#### PASAJE EXTRAÍDO:

****************

¿Por qué funcionan realmente los calentadores infrarrojos montados en el techo?
Si alguna vez has entrado en un vestuario industrial en pleno enero, sabrás lo frío que puede estar allí. Con techos tan altos y puertas que se abren constantemente, todo el calor que intentas generar desaparece al instante.
Hemos descubierto que la mejor solución es utilizar calentadores radiantes montados en el techo. La mayoría de las personas piensan en sistemas de aire forzado, pero esos solo desperdician dinero intentando calentar cada centímetro cúbico del aire en la habitación. Los calentadores infrarrojos son diferentes: no se preocupan por el aire, sino que envían calor directamente hacia las personas y el suelo.
Es como entrar en la luz del sol.
Esa es la mejor forma de describirlo. Estos dispositivos emiten energía en línea recta. En cuanto te encuentras debajo de ellos, sientes el calor. No tienes que quedarte allí temblando, esperando a que la calefacción caliente el aire en toda la habitación. En segundos, una zona fría se convierte en un lugar cómodo.
Cuando instalamos estos calentadores, no nos basamos en suposiciones. Tenemos en cuenta el área total de la habitación y cuánto calor podrá absorber el suelo. Dado que los techos de las fábricas suelen ser muy altos, se necesitan elementos de alta potencia para superar ese “aire frío”. Un consejo: asegúrate de que tus paneles eléctricos puedan soportar la carga cuando estos dispositivos se enciendan. Consumen bastante corriente.
Montarlos en el techo es la opción más práctica, ya que deja el suelo libre. Nadie quiere tropezar con un calentador en un espacio reducido.
Pero hay algo importante: debes tener cuidado con las “sombras”. Si hay vigas estructurales grandes o tuberías que interfieran, podrían aparecer zonas frías. Para evitarlo, generalmente distribuimos los calentadores de manera que el calor llegue uniformemente a todas partes.
Las fábricas son un entorno difícil para los equipos. Hay polvo y humedad por todas partes. Utilizamos envoltorios de cuarzo sellados para evitar que la suciedad dañe los filamentos, lo que prolonga su vida útil.
¿Un consejo extra? Conéctalos a un temporizador o a un sensor de presencia. No tiene sentido pagar por calentar una habitación vacía. Solo ten cuidado con la altura de instalación: si los montas demasiado bajo, el calor intenso podría dañar algunos revestimientos de plástico con el tiempo. Mantén una distancia adecuada entre ellos y todo estará bien.

****************

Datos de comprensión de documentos
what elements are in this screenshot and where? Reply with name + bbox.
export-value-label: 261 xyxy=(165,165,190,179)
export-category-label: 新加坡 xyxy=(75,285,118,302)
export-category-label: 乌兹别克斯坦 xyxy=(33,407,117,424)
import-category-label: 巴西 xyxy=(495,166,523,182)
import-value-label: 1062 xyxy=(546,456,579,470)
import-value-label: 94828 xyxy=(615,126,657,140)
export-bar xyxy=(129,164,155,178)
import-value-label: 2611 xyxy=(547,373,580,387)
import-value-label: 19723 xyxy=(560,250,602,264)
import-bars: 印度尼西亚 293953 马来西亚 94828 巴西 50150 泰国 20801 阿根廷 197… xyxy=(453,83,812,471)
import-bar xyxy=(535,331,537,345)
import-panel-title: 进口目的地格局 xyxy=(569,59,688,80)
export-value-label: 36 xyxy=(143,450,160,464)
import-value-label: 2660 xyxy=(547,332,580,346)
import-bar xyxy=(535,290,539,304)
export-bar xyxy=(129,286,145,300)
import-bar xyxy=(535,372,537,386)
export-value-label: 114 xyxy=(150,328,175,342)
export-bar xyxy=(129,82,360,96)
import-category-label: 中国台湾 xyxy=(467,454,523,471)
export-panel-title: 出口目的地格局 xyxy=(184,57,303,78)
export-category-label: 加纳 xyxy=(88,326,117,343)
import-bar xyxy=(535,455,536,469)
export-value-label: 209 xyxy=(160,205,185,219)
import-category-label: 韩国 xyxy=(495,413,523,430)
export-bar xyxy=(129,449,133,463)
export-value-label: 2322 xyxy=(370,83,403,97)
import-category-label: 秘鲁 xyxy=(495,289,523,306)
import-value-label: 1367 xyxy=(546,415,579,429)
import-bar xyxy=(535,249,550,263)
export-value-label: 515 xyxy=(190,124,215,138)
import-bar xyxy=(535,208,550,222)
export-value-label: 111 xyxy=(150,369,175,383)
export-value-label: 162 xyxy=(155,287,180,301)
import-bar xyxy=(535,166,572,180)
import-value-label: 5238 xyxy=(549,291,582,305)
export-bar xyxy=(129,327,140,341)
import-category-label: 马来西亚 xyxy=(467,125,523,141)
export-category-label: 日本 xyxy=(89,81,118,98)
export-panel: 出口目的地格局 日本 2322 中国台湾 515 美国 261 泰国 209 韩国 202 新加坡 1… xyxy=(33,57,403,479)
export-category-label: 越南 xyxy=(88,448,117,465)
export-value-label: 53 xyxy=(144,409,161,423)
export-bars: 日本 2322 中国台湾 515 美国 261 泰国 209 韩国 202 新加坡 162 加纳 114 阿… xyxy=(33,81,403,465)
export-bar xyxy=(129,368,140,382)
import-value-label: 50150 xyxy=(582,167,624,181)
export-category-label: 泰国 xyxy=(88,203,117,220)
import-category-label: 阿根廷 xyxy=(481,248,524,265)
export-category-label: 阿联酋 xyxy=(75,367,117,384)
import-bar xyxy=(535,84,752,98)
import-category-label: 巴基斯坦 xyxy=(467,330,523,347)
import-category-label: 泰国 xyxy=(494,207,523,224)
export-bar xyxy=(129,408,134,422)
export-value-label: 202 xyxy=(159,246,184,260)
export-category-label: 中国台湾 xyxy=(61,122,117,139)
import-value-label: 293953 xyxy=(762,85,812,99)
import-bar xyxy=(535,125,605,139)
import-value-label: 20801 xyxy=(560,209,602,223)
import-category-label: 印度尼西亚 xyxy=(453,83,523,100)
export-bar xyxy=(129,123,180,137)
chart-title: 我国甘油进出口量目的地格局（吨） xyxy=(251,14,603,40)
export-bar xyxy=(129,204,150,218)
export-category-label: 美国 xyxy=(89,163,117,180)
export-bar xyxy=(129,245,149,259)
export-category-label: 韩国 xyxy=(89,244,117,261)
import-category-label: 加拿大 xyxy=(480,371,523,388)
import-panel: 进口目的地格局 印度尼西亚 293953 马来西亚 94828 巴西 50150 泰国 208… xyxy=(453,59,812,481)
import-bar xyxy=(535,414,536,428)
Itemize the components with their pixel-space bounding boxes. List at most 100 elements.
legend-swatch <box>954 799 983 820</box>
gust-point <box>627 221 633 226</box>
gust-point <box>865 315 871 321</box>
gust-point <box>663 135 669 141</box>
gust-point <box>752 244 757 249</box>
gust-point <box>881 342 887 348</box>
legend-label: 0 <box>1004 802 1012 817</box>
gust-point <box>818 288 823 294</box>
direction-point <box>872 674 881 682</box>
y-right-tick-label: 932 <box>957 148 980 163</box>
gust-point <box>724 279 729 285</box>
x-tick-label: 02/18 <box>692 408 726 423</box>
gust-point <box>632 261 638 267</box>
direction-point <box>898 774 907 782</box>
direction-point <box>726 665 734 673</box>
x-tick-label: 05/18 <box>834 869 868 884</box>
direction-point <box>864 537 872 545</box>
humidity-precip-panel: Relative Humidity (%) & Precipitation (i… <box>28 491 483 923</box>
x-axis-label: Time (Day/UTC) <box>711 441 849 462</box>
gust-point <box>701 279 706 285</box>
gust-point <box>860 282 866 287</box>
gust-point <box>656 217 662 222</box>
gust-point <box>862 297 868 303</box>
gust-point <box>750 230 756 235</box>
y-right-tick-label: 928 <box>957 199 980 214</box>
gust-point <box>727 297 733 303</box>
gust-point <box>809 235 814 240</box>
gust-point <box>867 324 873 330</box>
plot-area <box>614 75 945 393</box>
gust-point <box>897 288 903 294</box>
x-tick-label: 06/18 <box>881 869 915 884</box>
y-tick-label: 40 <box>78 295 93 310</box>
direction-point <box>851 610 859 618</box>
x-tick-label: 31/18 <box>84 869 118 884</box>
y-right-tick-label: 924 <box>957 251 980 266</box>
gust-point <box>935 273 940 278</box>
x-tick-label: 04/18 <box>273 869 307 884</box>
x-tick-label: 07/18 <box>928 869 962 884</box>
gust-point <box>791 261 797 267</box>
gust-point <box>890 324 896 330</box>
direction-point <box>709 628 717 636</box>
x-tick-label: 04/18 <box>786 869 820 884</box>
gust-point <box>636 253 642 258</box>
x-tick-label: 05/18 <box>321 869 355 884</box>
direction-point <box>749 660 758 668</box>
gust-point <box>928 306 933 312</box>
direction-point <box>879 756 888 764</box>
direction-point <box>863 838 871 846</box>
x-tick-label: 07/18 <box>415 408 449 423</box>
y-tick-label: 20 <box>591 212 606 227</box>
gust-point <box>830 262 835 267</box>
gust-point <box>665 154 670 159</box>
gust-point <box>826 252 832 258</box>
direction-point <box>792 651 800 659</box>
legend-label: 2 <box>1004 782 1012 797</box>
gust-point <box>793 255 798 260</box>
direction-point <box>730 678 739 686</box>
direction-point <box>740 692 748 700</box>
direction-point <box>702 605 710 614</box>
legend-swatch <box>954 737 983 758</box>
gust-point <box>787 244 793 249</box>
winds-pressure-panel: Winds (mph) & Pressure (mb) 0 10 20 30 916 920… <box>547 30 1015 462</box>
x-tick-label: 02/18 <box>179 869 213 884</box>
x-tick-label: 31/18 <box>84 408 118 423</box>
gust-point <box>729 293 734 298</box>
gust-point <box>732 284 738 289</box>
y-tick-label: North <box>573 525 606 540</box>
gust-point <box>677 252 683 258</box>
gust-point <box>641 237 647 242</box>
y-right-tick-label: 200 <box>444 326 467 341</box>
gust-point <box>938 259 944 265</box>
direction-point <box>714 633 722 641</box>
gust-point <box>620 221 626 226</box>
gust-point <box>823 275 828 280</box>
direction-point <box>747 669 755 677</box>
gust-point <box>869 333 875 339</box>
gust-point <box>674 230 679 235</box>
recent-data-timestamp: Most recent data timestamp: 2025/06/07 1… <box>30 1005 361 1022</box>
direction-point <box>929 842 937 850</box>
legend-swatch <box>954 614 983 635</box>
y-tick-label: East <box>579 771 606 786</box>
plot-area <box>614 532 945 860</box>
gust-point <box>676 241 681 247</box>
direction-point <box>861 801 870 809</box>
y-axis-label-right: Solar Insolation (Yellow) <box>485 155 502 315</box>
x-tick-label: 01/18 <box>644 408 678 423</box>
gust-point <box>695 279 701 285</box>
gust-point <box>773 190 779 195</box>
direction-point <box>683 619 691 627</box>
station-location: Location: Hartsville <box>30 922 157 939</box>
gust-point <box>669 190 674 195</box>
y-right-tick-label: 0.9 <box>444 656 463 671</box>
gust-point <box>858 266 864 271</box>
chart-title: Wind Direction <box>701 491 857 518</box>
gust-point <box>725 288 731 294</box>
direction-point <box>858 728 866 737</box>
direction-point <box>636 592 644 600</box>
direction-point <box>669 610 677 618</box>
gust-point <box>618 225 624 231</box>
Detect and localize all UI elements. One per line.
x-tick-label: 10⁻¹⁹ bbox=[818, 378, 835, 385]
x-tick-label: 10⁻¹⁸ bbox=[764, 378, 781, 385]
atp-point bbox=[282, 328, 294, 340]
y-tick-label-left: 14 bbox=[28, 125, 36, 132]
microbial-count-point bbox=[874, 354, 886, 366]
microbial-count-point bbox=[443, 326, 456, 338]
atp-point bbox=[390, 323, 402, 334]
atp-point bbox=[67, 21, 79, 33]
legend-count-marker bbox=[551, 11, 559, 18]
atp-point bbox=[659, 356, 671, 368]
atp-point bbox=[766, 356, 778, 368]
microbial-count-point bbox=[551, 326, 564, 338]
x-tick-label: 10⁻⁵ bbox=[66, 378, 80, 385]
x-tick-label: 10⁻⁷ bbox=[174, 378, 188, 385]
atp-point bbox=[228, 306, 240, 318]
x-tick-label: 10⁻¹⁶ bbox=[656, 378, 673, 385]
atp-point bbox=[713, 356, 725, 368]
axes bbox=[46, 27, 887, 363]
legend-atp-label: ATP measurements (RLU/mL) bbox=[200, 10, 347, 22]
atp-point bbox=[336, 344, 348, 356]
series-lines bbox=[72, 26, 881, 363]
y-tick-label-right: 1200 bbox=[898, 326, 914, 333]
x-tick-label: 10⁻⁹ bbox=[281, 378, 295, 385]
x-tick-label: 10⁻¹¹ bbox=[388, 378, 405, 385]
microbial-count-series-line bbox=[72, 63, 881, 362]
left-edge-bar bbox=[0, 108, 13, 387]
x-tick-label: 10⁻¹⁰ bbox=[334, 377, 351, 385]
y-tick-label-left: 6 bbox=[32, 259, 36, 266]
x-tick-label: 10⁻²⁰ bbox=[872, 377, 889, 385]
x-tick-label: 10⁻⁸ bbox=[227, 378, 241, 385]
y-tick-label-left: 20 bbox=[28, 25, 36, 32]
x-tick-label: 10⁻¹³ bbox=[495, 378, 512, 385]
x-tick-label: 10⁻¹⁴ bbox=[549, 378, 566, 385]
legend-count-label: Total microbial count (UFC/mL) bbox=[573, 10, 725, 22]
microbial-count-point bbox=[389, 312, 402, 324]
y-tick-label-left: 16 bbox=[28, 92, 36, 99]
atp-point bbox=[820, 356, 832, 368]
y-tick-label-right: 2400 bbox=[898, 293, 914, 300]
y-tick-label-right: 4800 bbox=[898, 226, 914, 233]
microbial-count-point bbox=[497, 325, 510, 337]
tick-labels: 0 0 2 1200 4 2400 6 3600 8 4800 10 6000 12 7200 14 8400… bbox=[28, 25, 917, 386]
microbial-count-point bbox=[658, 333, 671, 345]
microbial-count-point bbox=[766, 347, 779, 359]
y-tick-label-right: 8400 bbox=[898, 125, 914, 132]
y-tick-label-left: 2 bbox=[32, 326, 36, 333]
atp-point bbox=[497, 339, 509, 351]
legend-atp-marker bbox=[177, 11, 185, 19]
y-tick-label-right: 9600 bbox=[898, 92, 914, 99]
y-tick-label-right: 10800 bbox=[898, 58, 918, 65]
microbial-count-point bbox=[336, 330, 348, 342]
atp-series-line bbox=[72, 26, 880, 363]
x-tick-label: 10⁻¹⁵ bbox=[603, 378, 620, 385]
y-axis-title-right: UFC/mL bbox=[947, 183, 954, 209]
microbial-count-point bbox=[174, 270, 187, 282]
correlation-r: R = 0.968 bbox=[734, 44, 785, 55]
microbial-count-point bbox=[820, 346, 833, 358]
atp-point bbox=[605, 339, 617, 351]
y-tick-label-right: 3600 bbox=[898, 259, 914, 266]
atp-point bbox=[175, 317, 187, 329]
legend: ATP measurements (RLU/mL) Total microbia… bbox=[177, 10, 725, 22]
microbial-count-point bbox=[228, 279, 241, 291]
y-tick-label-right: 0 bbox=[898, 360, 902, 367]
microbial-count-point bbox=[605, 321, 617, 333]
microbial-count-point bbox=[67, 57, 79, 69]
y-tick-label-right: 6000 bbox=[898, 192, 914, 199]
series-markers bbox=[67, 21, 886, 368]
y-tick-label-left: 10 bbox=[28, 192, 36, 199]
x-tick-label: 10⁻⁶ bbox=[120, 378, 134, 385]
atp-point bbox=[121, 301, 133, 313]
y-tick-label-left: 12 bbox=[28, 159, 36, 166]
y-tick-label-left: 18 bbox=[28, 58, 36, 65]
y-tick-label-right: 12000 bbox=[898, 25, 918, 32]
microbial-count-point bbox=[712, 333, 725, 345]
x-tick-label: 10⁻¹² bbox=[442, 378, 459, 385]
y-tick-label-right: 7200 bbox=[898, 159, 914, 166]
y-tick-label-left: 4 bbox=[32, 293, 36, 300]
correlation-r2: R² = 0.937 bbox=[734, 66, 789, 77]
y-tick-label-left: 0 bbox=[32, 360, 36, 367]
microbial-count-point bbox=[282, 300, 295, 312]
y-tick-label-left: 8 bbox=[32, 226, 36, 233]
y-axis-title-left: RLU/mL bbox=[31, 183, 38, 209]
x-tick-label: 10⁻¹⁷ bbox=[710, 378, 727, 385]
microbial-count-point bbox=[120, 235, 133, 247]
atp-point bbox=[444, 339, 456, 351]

****************

Repite literalmente la parte del texto sobre los calentadores infrarrojos que va de "Montarlos en el" a "a todas partes.".

Montarlos en el techo es la opción más práctica, ya que deja el suelo libre. Nadie quiere tropezar con un calentador en un espacio reducido.
Pero hay algo importante: debes tener cuidado con las “sombras”. Si hay vigas estructurales grandes o tuberías que interfieran, podrían aparecer zonas frías. Para evitarlo, generalmente distribuimos los calentadores de manera que el calor llegue uniformemente a todas partes.